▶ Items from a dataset
:::

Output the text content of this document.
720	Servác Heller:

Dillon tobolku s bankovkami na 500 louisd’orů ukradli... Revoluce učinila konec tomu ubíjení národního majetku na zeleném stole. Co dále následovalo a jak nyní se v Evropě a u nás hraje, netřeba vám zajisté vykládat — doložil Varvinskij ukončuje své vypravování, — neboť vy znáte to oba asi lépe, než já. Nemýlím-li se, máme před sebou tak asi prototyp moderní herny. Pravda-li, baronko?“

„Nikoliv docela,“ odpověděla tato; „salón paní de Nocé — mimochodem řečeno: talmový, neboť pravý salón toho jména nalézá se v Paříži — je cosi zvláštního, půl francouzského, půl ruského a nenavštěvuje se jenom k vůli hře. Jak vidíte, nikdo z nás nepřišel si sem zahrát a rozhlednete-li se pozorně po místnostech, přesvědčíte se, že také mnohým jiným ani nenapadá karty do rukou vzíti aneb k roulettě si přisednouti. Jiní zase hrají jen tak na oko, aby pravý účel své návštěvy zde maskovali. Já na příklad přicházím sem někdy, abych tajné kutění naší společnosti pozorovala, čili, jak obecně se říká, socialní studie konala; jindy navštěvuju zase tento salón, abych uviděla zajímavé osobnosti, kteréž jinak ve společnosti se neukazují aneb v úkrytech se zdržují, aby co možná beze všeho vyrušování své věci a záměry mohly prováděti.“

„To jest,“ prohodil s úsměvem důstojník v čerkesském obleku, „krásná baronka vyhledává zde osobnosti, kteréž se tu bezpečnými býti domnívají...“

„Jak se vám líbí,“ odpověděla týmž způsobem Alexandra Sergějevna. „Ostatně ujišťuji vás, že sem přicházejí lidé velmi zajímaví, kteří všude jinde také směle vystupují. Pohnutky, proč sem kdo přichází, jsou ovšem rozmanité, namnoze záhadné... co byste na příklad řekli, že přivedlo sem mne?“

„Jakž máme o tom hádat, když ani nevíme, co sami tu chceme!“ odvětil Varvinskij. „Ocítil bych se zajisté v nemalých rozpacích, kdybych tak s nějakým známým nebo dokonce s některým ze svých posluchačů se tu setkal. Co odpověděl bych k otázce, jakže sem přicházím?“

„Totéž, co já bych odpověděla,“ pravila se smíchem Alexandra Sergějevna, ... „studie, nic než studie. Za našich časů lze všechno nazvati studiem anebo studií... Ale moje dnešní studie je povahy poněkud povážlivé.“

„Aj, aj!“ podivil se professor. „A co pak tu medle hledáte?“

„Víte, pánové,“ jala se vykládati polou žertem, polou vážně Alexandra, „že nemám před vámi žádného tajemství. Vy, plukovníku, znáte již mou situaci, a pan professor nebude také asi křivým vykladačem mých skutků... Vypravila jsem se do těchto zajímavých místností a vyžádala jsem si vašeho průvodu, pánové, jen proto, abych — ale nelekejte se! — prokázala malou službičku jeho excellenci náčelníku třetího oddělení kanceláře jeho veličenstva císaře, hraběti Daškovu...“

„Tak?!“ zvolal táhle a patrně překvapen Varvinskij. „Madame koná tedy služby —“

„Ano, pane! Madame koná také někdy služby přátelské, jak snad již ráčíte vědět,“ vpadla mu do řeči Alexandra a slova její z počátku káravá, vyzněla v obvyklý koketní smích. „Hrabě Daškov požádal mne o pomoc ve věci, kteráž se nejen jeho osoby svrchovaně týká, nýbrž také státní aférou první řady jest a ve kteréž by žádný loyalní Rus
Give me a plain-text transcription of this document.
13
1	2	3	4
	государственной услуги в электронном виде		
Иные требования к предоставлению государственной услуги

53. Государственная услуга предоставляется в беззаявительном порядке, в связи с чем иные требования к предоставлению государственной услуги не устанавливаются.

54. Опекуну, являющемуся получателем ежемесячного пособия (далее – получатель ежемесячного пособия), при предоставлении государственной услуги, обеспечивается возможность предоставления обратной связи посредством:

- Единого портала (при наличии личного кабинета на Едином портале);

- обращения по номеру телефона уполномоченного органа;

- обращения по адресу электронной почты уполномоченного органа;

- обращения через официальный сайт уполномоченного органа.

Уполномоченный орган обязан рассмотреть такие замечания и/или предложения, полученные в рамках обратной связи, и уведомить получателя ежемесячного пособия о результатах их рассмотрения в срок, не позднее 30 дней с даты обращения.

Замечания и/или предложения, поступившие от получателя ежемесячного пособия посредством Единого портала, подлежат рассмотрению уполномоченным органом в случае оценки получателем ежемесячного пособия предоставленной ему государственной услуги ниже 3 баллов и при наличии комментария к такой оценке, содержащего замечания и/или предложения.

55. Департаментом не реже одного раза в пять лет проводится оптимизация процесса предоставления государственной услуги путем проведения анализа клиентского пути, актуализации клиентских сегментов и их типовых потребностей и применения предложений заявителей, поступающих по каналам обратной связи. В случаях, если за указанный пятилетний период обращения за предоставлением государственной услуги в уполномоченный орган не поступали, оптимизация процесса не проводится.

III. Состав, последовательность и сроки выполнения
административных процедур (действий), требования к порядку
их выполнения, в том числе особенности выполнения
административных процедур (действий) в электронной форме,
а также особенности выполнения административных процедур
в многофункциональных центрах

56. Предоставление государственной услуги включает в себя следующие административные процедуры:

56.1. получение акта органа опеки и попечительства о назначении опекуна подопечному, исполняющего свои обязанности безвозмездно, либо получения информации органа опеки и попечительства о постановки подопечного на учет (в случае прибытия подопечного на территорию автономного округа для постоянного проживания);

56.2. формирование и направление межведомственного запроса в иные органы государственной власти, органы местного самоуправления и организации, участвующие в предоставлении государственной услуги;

:::

▶ The problem
How many lines of these entries contain "služby"? Answer with the number and nothing else.

▶ Problem solution
2